··· Records shown
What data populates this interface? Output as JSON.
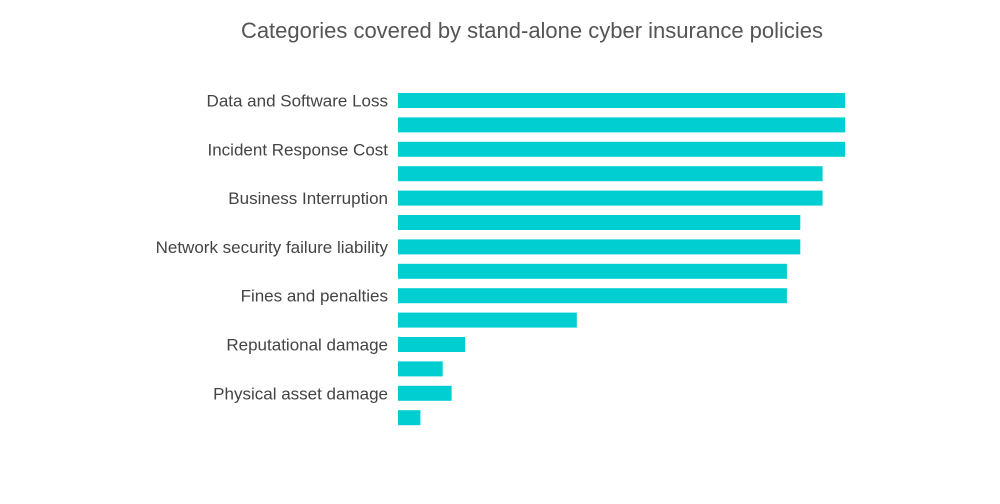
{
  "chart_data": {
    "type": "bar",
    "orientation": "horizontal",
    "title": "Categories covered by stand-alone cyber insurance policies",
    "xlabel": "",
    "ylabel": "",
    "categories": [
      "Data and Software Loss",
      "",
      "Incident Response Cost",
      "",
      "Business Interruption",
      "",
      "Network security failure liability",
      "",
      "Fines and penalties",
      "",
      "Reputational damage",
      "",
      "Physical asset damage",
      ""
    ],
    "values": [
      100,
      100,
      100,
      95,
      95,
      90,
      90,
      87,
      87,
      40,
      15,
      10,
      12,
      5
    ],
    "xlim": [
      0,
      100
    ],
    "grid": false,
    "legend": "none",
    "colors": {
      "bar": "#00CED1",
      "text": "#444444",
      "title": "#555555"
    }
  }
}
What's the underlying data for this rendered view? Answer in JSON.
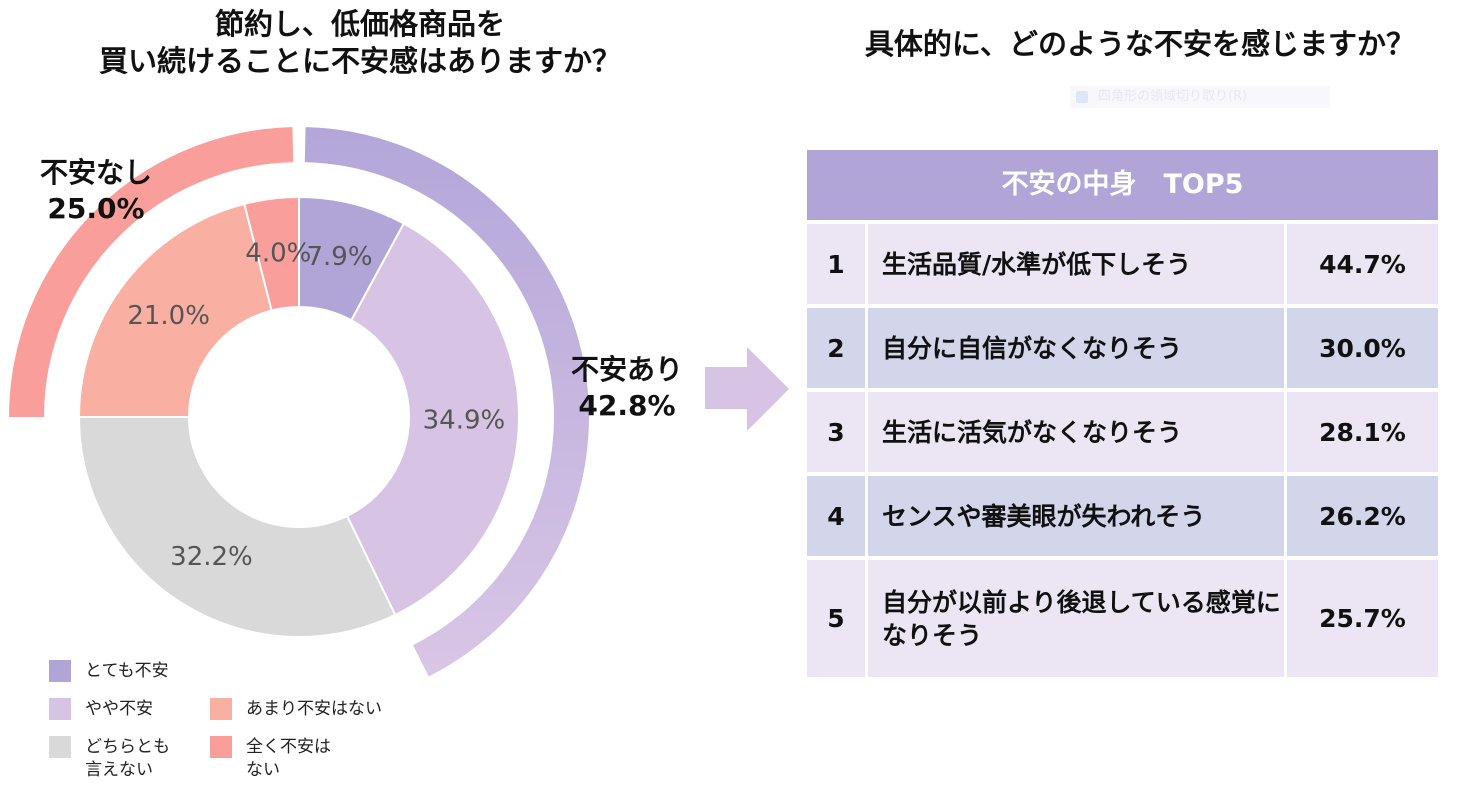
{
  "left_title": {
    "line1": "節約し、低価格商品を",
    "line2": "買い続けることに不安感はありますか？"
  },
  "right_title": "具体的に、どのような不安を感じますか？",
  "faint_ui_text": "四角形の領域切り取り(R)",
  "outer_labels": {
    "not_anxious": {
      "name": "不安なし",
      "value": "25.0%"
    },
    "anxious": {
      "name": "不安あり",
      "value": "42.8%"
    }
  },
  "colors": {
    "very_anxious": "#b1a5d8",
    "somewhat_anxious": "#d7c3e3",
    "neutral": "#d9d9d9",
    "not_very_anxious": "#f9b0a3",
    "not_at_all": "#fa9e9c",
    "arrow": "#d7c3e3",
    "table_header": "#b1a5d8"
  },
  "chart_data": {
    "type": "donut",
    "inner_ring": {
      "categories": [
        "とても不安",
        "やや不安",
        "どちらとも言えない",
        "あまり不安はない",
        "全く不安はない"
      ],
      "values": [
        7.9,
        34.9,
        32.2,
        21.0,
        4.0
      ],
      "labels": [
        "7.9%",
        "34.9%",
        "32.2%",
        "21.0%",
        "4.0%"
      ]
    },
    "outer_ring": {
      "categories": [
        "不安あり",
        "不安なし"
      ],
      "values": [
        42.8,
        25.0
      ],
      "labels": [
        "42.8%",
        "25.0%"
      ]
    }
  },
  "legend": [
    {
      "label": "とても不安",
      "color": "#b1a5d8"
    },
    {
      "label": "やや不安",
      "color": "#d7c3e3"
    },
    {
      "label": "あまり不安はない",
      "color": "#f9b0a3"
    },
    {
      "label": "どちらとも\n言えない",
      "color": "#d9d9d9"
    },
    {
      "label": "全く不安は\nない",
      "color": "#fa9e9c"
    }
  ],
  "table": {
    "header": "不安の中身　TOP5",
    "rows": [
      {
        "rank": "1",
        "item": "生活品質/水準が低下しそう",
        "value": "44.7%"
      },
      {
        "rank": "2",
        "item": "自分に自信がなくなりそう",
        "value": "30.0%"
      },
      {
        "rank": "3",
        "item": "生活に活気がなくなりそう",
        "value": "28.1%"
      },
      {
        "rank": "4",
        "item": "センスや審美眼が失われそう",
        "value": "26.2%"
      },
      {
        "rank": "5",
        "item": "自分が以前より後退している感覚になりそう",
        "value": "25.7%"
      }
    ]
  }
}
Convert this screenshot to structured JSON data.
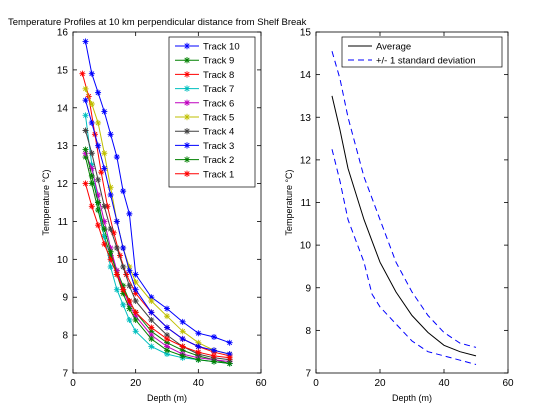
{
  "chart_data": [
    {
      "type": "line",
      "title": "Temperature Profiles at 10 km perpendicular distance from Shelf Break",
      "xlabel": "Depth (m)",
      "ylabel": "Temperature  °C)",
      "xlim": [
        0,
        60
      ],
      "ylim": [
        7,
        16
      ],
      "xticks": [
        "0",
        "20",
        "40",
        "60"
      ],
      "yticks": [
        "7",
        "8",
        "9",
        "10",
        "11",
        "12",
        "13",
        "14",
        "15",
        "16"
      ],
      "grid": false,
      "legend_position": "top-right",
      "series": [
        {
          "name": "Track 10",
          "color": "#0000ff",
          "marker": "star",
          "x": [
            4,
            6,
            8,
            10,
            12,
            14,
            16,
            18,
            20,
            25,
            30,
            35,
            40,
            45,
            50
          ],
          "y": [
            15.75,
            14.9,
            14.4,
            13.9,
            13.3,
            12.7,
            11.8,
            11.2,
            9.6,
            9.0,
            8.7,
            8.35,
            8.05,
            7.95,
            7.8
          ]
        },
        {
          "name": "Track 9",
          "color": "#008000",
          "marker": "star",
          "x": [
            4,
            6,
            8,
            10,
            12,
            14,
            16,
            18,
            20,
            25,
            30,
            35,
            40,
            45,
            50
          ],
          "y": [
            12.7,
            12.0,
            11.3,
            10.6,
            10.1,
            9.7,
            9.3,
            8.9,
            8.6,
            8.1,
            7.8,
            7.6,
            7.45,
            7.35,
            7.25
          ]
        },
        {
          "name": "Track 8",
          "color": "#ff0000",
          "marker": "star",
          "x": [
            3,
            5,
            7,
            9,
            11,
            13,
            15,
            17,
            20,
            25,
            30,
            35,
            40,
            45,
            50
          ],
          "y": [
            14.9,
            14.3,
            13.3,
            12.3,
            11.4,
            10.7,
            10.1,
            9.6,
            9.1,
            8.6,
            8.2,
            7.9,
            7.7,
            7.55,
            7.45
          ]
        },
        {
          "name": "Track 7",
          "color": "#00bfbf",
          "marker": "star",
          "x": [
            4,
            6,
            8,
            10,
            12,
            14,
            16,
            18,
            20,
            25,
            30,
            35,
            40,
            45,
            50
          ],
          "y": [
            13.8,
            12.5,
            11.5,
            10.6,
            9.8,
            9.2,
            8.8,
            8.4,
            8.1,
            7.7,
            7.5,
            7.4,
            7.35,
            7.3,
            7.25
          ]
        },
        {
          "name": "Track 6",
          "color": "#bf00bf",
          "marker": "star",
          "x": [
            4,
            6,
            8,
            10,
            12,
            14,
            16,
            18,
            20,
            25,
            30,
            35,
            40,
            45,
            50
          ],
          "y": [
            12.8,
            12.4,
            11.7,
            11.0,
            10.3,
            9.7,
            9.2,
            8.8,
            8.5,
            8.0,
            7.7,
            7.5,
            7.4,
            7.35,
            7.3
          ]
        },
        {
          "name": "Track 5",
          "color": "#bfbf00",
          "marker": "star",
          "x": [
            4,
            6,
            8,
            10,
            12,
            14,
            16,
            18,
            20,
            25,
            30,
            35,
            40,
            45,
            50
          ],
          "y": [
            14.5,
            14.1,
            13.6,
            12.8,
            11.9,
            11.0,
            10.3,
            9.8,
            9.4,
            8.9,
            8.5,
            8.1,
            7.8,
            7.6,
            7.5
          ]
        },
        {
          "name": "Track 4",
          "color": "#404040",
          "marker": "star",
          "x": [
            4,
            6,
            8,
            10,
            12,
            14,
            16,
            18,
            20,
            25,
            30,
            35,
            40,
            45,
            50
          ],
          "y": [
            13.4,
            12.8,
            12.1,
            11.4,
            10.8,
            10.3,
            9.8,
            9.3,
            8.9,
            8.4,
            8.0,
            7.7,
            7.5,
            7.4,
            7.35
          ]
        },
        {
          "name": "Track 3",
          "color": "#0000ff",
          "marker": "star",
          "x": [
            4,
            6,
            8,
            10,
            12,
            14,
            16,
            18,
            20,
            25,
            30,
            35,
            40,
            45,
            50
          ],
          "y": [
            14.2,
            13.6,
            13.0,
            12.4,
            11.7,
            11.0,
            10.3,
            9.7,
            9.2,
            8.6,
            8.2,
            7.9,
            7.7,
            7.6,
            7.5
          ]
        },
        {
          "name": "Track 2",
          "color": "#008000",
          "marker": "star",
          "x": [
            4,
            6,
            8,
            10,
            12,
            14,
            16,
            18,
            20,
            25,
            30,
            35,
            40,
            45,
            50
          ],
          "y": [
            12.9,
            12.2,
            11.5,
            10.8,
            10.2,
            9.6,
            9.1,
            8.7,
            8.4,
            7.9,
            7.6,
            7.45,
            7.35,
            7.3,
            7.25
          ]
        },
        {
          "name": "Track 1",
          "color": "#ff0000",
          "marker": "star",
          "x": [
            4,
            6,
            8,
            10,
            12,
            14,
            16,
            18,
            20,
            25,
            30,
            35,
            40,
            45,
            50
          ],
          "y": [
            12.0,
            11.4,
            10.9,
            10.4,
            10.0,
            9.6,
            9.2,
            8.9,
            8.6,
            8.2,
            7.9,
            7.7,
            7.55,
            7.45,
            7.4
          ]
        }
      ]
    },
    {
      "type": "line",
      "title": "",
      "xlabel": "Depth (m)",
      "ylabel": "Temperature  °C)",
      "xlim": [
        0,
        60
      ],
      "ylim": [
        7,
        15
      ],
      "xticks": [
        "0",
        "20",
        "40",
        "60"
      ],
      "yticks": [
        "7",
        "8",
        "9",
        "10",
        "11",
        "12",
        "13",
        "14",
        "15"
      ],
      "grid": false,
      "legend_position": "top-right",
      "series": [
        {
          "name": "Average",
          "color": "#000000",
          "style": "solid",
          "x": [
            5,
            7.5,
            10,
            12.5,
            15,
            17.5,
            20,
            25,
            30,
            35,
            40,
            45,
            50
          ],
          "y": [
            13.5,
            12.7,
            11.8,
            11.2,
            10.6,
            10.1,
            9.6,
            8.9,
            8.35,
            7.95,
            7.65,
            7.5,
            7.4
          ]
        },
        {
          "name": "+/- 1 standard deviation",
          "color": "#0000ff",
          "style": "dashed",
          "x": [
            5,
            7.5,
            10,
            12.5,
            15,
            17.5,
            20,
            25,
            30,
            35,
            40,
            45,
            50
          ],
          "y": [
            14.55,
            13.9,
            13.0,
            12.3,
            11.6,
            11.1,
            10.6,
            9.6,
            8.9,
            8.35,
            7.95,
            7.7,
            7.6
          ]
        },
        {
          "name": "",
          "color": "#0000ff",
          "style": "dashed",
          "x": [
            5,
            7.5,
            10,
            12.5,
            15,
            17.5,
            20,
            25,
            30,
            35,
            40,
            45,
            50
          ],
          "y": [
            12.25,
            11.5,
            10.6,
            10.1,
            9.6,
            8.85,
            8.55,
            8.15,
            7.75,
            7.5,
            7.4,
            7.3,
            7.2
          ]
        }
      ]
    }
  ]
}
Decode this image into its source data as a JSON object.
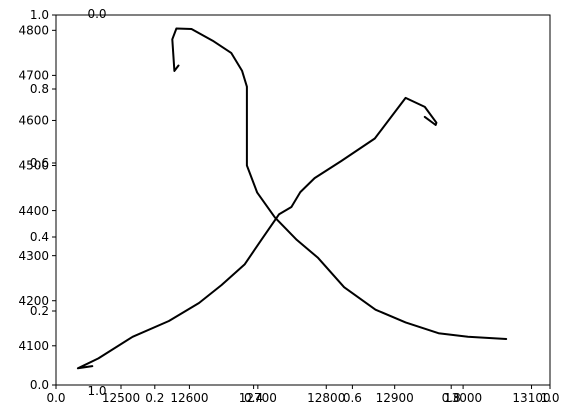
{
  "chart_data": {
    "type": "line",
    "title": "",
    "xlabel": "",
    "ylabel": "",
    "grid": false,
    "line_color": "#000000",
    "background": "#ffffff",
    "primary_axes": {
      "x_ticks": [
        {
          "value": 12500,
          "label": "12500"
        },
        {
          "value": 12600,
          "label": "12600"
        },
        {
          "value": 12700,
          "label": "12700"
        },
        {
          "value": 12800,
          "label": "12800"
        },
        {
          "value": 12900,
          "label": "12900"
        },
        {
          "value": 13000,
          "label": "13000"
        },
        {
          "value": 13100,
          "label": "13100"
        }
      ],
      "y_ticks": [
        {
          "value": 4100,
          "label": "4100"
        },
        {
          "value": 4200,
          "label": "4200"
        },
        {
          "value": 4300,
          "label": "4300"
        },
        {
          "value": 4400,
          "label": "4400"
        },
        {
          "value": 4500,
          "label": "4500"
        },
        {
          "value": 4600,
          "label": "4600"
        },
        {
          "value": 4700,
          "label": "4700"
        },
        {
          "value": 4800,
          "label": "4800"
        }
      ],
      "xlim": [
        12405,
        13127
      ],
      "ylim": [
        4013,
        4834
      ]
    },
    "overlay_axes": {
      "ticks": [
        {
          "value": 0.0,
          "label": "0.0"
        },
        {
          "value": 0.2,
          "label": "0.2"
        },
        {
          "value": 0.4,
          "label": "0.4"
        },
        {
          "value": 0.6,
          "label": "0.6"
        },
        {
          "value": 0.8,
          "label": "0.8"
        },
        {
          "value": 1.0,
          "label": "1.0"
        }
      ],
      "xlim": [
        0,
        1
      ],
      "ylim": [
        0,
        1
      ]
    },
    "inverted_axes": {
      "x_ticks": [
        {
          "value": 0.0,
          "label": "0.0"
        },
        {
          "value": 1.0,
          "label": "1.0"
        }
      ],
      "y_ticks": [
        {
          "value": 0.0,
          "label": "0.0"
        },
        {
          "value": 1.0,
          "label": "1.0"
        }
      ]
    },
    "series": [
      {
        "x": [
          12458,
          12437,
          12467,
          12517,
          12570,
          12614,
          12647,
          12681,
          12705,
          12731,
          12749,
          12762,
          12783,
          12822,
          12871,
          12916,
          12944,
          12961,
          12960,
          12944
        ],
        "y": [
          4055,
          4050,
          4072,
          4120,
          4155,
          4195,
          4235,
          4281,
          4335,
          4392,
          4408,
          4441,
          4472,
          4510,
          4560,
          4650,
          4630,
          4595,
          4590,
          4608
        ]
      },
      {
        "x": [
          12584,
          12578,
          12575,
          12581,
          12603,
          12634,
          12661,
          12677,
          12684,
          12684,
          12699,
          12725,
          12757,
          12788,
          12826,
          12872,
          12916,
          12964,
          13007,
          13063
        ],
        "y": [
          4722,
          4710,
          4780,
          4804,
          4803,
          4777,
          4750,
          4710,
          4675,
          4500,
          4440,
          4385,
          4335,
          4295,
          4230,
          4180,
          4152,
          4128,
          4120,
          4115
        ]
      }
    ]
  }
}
······
Given problem: From the records above, pick out and copy each line holding the word "item".

The solution:
        "item": "生活品質/水準が低下しそう",
        "item": "自分に自信がなくなりそう",
        "item": "生活に活気がなくなりそう",
        "item": "センスや審美眼が失われそう",
        "item": "自分が以前より後退している感覚になりそう",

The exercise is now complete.